## Start Entries provided

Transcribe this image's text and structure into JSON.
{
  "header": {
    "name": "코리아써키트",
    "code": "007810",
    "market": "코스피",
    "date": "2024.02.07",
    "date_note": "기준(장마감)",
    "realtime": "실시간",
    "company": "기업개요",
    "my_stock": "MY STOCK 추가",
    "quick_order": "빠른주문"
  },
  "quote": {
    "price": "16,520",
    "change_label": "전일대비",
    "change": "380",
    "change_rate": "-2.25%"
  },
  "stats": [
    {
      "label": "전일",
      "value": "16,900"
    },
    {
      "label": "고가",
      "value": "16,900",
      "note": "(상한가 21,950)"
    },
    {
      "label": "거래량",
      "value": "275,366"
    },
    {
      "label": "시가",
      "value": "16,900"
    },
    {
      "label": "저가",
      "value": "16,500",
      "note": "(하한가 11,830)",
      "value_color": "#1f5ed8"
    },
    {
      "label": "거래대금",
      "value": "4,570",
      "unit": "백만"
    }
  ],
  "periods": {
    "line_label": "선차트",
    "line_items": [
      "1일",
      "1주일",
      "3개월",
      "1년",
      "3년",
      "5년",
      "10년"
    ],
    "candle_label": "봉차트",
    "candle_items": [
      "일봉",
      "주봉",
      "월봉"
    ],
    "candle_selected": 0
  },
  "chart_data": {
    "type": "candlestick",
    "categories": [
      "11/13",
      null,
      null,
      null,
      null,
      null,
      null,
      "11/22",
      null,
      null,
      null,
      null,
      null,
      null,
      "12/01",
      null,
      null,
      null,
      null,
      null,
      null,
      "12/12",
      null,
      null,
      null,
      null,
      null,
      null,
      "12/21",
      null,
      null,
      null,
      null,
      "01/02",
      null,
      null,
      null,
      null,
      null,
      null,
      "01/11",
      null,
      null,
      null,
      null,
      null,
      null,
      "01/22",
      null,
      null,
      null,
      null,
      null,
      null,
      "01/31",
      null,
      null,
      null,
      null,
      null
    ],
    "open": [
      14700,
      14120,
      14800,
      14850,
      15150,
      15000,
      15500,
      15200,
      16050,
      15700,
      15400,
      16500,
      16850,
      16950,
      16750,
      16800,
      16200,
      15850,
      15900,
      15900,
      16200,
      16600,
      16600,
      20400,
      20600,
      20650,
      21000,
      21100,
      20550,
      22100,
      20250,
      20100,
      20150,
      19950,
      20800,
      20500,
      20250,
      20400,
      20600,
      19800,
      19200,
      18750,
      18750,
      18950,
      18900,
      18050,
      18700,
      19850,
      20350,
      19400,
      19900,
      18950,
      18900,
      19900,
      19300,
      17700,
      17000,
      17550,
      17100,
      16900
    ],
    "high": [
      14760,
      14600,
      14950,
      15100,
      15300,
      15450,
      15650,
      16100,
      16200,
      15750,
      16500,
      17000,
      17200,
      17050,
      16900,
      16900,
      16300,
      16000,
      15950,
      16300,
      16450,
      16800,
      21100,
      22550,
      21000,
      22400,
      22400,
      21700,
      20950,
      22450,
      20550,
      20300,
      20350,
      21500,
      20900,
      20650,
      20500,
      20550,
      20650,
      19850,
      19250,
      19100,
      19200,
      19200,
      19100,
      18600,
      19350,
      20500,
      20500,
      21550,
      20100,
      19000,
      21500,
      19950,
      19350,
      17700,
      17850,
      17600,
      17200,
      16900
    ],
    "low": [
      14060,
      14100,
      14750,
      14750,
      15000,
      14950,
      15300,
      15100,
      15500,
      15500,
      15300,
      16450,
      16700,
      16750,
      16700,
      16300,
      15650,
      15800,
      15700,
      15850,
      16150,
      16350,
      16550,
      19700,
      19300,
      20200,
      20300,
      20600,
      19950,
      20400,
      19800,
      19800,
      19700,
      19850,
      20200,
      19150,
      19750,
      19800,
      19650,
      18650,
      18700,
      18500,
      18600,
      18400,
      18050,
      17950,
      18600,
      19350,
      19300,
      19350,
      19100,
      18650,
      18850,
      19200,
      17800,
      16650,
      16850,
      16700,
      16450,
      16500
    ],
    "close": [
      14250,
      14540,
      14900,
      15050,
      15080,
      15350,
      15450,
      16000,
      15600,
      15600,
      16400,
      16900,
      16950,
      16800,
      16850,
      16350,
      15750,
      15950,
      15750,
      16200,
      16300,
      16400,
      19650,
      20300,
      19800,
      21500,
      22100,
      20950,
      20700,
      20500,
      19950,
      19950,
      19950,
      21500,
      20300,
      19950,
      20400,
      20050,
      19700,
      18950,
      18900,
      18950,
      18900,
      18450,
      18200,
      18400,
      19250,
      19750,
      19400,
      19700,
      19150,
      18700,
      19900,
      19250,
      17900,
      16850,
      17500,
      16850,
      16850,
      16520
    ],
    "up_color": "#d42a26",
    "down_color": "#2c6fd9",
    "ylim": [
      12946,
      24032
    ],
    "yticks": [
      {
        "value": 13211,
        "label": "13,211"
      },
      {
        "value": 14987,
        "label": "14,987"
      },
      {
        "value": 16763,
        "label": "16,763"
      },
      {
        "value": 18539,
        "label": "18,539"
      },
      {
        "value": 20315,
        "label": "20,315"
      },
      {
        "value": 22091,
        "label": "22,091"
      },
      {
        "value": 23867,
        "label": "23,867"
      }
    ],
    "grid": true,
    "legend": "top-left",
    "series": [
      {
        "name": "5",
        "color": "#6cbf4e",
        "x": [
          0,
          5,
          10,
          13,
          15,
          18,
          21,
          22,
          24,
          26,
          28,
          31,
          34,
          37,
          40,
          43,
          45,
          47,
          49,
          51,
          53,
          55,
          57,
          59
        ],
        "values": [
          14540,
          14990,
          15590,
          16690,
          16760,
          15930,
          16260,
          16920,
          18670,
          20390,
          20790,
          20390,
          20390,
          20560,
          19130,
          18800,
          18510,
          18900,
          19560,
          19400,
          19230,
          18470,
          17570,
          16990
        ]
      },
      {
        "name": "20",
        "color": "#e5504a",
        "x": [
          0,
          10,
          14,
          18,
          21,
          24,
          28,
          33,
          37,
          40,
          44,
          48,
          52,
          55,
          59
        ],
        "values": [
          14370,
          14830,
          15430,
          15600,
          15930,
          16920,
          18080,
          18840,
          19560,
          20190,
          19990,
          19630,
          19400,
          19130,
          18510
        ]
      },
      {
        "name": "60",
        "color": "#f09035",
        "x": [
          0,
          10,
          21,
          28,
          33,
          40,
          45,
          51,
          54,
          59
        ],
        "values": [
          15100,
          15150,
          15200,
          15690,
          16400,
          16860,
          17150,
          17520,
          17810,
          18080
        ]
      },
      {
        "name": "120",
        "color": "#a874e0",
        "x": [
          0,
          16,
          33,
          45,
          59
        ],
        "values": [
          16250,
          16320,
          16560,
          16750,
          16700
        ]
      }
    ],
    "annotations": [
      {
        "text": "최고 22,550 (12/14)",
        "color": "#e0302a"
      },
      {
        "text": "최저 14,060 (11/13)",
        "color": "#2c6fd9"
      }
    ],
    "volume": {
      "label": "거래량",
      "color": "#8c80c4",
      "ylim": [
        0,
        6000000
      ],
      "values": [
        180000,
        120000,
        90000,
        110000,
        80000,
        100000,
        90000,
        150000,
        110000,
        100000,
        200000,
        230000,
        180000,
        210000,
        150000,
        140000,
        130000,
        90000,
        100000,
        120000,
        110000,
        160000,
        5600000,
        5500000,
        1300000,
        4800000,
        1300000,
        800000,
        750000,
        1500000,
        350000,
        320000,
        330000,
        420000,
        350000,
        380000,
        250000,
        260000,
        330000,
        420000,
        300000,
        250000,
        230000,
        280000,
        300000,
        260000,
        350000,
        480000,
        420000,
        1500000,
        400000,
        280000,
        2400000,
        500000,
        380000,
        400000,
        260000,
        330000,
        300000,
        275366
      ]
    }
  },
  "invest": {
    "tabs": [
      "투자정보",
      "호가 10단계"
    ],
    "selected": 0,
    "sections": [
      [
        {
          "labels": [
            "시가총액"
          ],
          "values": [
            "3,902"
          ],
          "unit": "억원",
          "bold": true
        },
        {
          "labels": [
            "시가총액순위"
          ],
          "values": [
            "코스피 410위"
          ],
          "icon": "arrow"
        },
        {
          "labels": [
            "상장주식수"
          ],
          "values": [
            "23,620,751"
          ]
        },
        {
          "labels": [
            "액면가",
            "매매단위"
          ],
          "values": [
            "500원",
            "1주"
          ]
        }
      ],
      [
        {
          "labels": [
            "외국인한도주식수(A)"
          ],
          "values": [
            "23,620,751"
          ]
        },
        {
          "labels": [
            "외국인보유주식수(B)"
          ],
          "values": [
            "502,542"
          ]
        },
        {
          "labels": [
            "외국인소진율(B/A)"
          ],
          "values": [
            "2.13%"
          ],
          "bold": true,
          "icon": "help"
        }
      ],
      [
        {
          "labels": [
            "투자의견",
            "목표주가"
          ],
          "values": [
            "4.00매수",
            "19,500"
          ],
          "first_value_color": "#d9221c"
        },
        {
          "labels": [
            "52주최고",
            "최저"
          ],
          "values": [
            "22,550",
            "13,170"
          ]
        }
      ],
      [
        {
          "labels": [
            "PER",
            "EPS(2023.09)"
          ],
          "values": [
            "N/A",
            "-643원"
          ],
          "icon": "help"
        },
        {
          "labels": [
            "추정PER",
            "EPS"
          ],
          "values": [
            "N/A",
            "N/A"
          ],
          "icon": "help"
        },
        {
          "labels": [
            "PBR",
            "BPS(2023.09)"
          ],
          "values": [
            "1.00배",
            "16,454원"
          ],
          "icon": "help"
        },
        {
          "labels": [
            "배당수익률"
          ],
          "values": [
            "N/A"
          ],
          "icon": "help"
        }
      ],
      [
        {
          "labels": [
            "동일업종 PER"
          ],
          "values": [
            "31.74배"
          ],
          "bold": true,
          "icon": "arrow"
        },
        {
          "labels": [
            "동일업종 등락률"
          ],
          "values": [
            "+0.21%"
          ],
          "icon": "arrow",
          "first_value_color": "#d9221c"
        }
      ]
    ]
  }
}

## End Entries provided

--- Aim ---
Copy out each line of the listing that holds "name".

--- Reply to the task ---
    "name": "코리아써키트",
        "name": "5",
        "name": "20",
        "name": "60",
        "name": "120",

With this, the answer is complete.